#### [Written task]
Nothing should be left out: output all of the entries exactly.

(Dataset records)
*-*-*
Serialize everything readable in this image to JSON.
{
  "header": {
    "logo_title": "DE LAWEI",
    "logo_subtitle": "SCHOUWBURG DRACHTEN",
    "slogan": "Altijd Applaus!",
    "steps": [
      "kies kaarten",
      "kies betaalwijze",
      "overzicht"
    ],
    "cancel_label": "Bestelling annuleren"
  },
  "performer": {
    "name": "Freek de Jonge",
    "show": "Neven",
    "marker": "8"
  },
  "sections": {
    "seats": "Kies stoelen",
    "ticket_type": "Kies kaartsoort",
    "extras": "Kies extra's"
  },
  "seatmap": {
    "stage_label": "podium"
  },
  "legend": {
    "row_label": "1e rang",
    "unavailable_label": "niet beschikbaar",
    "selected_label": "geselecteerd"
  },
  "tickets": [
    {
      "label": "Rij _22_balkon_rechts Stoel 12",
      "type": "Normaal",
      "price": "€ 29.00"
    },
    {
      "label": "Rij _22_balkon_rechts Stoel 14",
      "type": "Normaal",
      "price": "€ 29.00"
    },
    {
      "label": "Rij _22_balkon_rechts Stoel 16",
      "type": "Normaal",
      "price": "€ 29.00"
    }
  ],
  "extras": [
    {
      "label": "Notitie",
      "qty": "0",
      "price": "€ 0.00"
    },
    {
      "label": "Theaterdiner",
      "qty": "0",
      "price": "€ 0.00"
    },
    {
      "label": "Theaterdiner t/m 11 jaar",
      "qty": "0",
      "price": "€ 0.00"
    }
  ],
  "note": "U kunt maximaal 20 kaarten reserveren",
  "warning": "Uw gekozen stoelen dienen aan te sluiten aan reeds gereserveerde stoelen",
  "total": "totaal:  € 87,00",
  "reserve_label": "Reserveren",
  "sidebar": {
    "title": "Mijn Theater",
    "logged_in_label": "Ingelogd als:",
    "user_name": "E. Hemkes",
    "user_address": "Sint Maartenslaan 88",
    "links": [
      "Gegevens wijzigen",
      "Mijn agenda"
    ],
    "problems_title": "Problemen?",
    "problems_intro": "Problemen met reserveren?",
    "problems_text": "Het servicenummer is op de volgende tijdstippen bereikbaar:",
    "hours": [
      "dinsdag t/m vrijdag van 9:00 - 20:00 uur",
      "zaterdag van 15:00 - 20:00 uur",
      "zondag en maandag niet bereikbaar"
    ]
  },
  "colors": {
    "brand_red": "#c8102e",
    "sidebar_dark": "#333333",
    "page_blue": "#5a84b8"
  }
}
*-*-*
#### [Response to the exercise]
Serialize everything readable in this image to JSON.
{
  "header": {
    "logo_title": "DE LAWEI",
    "logo_subtitle": "SCHOUWBURG DRACHTEN",
    "slogan": "Altijd Applaus!",
    "steps": [
      "kies kaarten",
      "kies betaalwijze",
      "overzicht"
    ],
    "cancel_label": "Bestelling annuleren"
  },
  "performer": {
    "name": "Freek de Jonge",
    "show": "Neven",
    "marker": "8"
  },
  "sections": {
    "seats": "Kies stoelen",
    "ticket_type": "Kies kaartsoort",
    "extras": "Kies extra's"
  },
  "seatmap": {
    "stage_label": "podium"
  },
  "legend": {
    "row_label": "1e rang",
    "unavailable_label": "niet beschikbaar",
    "selected_label": "geselecteerd"
  },
  "tickets": [
    {
      "label": "Rij _22_balkon_rechts Stoel 12",
      "type": "Normaal",
      "price": "€ 29.00"
    },
    {
      "label": "Rij _22_balkon_rechts Stoel 14",
      "type": "Normaal",
      "price": "€ 29.00"
    },
    {
      "label": "Rij _22_balkon_rechts Stoel 16",
      "type": "Normaal",
      "price": "€ 29.00"
    }
  ],
  "extras": [
    {
      "label": "Notitie",
      "qty": "0",
      "price": "€ 0.00"
    },
    {
      "label": "Theaterdiner",
      "qty": "0",
      "price": "€ 0.00"
    },
    {
      "label": "Theaterdiner t/m 11 jaar",
      "qty": "0",
      "price": "€ 0.00"
    }
  ],
  "note": "U kunt maximaal 20 kaarten reserveren",
  "warning": "Uw gekozen stoelen dienen aan te sluiten aan reeds gereserveerde stoelen",
  "total": "totaal:  € 87,00",
  "reserve_label": "Reserveren",
  "sidebar": {
    "title": "Mijn Theater",
    "logged_in_label": "Ingelogd als:",
    "user_name": "E. Hemkes",
    "user_address": "Sint Maartenslaan 88",
    "links": [
      "Gegevens wijzigen",
      "Mijn agenda"
    ],
    "problems_title": "Problemen?",
    "problems_intro": "Problemen met reserveren?",
    "problems_text": "Het servicenummer is op de volgende tijdstippen bereikbaar:",
    "hours": [
      "dinsdag t/m vrijdag van 9:00 - 20:00 uur",
      "zaterdag van 15:00 - 20:00 uur",
      "zondag en maandag niet bereikbaar"
    ]
  },
  "colors": {
    "brand_red": "#c8102e",
    "sidebar_dark": "#333333",
    "page_blue": "#5a84b8"
  }
}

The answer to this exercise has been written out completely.